──────── EXTRACTED ENTRIES

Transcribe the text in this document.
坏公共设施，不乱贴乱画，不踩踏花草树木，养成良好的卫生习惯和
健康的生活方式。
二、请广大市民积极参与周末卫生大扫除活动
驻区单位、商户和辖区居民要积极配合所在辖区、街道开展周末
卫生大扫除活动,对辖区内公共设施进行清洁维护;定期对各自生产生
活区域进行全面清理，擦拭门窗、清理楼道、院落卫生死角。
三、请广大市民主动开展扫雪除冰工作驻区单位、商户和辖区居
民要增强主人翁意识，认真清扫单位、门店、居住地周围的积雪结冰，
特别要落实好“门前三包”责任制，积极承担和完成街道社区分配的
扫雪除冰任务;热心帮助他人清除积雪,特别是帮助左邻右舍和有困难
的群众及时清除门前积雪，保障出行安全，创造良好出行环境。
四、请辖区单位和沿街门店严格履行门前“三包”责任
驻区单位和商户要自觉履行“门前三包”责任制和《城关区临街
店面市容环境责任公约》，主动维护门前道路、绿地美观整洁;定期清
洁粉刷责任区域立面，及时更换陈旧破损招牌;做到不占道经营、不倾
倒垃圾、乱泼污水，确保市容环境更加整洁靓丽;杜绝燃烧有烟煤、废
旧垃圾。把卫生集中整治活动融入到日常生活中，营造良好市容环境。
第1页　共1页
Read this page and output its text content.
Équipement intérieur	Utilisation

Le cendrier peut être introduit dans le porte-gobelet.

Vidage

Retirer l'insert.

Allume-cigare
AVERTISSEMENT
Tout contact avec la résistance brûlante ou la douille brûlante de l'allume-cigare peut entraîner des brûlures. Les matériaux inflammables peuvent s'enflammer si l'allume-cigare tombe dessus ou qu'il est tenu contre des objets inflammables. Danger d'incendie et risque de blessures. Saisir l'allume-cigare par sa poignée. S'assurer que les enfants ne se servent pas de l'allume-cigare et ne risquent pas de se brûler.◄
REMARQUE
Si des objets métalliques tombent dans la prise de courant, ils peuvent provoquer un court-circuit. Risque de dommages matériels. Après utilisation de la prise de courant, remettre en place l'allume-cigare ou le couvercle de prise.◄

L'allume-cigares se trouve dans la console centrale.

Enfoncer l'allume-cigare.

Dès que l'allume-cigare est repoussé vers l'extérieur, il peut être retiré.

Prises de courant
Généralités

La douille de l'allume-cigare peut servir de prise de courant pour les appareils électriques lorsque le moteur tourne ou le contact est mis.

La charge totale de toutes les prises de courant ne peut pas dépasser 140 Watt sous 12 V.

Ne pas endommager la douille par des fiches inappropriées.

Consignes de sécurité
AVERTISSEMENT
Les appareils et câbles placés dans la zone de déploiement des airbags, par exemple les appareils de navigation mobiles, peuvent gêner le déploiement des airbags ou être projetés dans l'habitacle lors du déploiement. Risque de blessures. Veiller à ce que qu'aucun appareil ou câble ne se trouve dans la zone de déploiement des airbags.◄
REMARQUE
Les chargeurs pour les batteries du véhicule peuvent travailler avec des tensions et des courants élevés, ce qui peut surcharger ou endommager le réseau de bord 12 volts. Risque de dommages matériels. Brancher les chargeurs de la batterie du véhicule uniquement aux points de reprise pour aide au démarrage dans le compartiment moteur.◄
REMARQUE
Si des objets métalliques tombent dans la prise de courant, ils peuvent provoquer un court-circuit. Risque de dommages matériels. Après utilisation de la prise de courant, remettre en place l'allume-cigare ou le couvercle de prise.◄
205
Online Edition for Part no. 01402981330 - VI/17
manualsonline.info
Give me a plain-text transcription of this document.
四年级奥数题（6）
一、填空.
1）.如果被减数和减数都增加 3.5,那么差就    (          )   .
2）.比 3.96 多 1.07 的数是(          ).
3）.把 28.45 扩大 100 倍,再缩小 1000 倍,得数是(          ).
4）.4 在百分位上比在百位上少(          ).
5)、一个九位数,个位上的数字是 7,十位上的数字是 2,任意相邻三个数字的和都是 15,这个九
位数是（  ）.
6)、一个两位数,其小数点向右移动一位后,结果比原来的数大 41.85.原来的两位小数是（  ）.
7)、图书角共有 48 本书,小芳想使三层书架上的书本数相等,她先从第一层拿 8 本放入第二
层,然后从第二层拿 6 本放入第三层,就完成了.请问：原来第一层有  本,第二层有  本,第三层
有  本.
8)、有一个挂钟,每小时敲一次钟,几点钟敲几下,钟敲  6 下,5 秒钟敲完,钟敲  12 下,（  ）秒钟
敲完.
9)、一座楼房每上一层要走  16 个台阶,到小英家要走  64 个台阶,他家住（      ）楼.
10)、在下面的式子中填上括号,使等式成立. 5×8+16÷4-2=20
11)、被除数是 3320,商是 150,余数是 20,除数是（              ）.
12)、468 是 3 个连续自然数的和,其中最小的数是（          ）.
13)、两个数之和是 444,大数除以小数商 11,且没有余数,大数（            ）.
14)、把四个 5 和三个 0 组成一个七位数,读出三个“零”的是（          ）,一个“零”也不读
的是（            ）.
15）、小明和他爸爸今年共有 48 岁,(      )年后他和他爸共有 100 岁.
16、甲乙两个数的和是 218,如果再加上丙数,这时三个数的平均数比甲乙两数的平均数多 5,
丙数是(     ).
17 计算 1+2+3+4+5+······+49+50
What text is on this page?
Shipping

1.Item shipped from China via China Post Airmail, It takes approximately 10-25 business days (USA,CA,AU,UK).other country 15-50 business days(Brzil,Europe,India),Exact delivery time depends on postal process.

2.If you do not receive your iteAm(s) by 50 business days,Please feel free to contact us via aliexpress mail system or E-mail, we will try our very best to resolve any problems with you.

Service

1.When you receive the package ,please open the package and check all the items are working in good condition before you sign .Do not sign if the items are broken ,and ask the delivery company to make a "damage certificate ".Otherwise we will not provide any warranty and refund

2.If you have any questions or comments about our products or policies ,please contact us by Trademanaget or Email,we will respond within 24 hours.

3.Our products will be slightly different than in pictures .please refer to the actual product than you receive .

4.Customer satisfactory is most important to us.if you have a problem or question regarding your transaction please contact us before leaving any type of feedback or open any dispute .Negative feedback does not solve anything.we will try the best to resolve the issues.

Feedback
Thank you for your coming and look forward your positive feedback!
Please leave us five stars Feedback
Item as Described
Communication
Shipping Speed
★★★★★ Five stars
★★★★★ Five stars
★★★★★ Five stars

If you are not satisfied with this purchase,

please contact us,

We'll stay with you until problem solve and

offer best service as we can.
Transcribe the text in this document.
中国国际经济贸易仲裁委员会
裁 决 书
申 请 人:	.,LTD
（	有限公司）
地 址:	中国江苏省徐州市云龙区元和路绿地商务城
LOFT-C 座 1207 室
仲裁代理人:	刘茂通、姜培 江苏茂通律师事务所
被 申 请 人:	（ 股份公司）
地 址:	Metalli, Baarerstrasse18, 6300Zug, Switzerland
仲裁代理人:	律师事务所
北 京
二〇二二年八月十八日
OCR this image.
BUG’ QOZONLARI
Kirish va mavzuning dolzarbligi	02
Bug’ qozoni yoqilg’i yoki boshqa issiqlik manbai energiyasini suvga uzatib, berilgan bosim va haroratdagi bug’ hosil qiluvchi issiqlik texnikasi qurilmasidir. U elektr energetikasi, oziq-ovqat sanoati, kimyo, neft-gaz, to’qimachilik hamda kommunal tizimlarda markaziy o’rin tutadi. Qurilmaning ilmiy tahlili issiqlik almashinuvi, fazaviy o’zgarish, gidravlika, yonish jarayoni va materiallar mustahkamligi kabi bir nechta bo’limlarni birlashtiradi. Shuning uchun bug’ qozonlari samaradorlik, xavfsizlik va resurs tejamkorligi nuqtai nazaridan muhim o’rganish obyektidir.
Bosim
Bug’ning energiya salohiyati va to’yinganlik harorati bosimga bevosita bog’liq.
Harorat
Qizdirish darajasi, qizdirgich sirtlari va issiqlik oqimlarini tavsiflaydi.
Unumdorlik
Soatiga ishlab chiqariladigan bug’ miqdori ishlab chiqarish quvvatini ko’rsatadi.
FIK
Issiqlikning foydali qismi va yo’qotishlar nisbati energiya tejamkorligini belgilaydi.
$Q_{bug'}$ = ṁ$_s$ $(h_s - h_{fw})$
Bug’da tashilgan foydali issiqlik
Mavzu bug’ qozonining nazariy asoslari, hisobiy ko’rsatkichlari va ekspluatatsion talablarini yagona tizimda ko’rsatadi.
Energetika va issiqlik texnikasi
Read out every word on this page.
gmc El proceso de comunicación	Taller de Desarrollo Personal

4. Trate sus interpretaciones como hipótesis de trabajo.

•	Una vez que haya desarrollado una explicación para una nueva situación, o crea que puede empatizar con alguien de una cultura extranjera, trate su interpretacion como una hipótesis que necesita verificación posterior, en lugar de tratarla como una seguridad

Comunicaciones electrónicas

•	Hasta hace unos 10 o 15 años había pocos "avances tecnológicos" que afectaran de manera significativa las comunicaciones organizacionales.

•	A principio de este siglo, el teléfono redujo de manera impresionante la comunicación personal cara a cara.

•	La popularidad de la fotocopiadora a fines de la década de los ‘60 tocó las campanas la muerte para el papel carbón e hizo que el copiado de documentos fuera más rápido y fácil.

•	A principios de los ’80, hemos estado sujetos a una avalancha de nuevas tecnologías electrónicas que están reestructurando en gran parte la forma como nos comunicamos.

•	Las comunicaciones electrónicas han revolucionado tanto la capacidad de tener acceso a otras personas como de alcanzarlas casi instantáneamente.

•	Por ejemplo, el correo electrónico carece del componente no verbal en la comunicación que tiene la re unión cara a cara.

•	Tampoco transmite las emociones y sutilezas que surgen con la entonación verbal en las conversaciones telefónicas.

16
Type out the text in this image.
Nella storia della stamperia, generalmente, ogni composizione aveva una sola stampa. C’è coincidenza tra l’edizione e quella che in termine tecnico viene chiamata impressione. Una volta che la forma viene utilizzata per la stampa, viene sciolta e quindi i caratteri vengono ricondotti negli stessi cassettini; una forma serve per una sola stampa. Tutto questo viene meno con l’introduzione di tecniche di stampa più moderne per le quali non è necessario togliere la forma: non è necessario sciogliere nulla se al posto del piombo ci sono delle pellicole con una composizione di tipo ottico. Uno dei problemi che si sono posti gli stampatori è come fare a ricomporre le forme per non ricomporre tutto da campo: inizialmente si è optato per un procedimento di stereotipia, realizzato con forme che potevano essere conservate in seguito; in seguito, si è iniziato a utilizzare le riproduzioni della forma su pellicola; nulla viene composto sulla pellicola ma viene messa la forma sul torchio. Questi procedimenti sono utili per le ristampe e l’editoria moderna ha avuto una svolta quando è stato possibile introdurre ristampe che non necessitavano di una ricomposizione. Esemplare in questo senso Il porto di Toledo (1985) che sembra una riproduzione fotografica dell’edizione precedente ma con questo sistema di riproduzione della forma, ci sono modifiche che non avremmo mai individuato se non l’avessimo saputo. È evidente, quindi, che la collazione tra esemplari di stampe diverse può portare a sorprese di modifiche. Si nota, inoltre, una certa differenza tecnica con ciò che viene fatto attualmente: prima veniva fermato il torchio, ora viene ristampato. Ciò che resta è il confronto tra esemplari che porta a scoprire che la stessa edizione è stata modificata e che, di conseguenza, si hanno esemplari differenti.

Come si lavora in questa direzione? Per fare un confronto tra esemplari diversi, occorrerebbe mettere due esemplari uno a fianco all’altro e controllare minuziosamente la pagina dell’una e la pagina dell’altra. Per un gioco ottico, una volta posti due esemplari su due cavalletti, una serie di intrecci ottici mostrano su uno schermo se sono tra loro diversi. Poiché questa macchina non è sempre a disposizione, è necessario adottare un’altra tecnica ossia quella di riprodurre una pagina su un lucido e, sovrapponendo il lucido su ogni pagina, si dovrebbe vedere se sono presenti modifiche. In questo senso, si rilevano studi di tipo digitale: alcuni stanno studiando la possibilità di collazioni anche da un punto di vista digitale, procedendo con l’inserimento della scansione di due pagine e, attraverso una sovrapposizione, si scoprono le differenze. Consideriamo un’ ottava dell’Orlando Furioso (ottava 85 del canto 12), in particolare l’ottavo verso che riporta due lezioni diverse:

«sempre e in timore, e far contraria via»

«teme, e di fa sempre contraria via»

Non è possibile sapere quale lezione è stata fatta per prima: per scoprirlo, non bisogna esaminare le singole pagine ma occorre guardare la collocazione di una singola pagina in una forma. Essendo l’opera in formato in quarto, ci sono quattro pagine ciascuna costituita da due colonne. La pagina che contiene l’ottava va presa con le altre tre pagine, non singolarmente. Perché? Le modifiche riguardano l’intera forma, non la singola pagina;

────────────────

▸ **REQUEST**
Report how many lines in the records hold the word "contact", giving the number and nothing else.

▸ **RESULT OF THIS EXERCISE**
6